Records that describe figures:
•••••

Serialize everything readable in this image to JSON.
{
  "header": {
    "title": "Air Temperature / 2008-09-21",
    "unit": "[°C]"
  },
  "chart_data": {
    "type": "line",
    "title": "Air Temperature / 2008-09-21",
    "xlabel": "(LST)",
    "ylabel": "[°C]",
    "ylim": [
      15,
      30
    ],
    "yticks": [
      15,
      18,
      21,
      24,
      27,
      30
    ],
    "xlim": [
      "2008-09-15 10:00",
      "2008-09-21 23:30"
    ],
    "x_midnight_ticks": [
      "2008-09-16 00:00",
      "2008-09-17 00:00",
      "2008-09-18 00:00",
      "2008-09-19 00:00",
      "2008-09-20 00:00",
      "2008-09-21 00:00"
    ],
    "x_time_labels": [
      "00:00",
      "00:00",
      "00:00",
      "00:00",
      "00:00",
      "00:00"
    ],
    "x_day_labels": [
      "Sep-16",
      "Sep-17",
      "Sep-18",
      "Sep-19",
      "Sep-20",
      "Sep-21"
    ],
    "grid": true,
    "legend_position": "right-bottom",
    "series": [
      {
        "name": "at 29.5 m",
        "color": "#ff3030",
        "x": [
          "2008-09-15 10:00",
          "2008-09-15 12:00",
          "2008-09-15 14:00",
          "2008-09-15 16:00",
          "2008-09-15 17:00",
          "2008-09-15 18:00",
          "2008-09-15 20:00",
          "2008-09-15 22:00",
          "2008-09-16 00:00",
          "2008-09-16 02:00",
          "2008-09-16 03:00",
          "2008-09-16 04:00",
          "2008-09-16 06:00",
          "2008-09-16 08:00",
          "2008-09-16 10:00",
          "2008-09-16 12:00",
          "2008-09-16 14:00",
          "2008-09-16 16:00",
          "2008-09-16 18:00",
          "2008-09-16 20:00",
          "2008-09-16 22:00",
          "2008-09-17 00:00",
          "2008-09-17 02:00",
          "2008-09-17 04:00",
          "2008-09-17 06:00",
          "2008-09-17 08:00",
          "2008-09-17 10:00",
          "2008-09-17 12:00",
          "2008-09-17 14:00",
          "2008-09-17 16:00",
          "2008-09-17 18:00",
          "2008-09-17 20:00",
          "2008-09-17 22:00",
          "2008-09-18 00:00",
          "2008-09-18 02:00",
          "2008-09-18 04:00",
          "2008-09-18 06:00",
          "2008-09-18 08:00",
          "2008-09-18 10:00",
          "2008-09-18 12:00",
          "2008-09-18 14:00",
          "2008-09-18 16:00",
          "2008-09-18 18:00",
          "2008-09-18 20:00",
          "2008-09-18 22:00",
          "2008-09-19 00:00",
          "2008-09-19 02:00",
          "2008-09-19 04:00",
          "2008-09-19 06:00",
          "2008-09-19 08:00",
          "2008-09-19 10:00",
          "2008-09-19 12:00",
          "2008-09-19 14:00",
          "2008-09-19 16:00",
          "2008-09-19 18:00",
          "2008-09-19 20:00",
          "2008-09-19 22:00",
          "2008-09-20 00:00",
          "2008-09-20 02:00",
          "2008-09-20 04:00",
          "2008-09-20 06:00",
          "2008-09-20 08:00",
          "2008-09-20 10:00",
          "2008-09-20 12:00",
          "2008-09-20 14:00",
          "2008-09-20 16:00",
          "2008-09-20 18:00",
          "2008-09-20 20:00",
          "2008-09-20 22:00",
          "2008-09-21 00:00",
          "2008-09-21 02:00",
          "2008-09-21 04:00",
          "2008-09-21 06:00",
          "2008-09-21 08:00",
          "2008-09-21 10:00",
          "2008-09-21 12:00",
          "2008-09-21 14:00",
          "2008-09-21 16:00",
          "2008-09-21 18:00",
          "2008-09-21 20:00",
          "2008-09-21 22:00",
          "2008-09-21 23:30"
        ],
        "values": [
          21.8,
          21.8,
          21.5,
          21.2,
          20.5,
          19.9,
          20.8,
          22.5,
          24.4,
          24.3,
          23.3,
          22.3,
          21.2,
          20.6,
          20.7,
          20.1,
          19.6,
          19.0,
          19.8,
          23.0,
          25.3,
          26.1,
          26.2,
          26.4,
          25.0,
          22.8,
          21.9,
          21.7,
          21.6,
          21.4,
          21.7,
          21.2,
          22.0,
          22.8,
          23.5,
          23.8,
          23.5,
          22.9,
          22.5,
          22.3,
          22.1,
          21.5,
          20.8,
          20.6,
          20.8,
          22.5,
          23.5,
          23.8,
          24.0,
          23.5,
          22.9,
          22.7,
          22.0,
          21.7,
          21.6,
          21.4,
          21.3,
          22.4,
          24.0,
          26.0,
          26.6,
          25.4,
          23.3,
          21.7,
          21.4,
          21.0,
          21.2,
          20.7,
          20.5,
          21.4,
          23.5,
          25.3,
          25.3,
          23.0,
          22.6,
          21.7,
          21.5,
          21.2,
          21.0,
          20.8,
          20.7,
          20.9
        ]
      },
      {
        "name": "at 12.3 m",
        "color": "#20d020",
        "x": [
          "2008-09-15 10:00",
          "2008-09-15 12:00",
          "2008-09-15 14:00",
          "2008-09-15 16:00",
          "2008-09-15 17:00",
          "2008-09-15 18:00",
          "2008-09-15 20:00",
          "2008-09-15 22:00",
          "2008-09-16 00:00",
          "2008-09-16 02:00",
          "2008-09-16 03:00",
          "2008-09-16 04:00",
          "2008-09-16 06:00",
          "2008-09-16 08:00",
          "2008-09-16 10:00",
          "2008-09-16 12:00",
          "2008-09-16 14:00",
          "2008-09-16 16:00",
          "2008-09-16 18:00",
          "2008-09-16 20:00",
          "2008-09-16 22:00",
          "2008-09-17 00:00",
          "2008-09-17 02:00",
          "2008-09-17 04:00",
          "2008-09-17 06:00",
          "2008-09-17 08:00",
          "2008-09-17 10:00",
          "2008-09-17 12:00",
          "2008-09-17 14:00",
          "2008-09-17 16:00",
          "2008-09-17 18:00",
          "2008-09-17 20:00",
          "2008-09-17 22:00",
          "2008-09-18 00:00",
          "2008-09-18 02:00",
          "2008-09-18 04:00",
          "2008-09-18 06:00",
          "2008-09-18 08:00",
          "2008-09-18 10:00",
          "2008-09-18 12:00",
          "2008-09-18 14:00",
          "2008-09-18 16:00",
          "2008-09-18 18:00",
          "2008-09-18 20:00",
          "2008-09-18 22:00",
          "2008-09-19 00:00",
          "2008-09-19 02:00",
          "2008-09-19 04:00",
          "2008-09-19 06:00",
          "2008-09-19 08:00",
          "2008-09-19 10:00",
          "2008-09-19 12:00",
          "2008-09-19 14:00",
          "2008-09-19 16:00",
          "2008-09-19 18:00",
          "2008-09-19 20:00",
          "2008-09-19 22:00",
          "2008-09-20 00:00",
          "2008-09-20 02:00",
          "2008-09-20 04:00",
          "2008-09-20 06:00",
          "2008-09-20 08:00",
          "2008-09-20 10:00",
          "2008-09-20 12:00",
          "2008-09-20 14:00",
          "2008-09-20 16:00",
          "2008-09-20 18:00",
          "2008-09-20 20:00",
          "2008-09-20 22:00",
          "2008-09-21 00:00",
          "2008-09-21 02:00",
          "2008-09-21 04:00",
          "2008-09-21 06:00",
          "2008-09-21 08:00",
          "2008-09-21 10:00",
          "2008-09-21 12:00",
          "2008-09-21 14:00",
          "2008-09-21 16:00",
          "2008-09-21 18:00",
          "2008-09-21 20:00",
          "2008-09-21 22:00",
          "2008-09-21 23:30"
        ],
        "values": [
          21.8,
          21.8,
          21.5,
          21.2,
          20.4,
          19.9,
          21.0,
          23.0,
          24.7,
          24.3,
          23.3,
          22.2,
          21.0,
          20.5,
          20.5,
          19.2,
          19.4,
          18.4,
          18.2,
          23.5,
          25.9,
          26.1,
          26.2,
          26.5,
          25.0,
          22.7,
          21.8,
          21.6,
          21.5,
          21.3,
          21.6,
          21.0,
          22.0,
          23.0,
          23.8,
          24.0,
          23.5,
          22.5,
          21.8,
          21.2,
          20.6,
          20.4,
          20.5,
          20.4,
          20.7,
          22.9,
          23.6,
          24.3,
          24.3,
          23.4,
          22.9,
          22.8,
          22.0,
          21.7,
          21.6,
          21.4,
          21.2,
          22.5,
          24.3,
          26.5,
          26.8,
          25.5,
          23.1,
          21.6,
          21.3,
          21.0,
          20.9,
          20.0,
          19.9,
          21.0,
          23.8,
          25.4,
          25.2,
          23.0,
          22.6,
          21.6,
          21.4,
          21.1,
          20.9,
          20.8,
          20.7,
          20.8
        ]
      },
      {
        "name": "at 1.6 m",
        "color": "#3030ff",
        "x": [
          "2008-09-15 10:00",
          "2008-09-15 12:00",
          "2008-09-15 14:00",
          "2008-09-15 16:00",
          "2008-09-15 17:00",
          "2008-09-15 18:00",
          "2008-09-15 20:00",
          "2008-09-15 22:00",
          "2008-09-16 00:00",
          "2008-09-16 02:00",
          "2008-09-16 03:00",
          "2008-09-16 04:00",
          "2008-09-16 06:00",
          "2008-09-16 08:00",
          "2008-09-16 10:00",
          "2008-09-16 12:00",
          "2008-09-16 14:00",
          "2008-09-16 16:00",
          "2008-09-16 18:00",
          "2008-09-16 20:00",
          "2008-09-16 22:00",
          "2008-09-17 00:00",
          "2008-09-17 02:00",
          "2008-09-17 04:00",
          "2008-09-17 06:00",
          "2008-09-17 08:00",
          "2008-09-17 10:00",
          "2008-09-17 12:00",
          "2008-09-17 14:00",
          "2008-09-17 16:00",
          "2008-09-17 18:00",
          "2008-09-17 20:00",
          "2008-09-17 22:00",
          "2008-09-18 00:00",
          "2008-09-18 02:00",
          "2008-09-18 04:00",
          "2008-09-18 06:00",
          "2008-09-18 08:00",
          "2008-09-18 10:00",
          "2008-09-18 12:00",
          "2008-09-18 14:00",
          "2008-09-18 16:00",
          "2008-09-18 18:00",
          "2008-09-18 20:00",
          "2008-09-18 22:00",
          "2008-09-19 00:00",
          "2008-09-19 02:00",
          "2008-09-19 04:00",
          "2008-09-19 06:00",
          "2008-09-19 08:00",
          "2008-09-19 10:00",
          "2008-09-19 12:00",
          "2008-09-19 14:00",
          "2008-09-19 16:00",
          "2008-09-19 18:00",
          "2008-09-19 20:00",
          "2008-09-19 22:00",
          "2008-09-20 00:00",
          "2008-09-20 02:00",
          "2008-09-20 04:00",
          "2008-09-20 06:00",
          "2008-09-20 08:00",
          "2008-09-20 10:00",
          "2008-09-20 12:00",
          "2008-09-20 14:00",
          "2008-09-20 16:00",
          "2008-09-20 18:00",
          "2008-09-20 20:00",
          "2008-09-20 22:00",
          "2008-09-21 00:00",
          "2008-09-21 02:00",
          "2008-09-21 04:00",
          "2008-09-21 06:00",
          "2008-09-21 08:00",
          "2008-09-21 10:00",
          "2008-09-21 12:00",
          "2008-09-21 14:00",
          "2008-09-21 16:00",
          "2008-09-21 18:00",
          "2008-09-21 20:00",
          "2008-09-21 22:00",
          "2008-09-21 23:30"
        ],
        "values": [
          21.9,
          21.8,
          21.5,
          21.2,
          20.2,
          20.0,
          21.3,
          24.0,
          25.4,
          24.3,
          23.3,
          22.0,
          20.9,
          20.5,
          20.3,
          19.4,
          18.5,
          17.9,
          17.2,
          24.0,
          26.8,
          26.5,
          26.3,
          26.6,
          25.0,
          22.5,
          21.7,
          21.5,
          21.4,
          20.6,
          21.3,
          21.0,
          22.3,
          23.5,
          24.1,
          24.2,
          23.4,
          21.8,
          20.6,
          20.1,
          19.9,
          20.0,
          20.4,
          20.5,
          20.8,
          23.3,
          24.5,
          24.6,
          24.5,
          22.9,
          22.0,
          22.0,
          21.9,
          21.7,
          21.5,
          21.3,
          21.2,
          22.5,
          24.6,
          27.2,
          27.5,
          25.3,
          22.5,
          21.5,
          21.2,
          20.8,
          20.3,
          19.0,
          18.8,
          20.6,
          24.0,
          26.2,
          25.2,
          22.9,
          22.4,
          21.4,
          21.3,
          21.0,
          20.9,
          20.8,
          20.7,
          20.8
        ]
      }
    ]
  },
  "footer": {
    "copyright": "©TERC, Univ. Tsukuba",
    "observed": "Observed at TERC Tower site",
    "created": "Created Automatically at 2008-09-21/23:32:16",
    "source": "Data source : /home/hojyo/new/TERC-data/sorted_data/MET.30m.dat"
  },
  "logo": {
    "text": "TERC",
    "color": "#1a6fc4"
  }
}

•••••

What needs to be done:
Collect every line with the string "TERC" from the records, and copy each.

Result of this exercise:
    "copyright": "©TERC, Univ. Tsukuba",
    "observed": "Observed at TERC Tower site",
    "source": "Data source : /home/hojyo/new/TERC-data/sorted_data/MET.30m.dat"
    "text": "TERC",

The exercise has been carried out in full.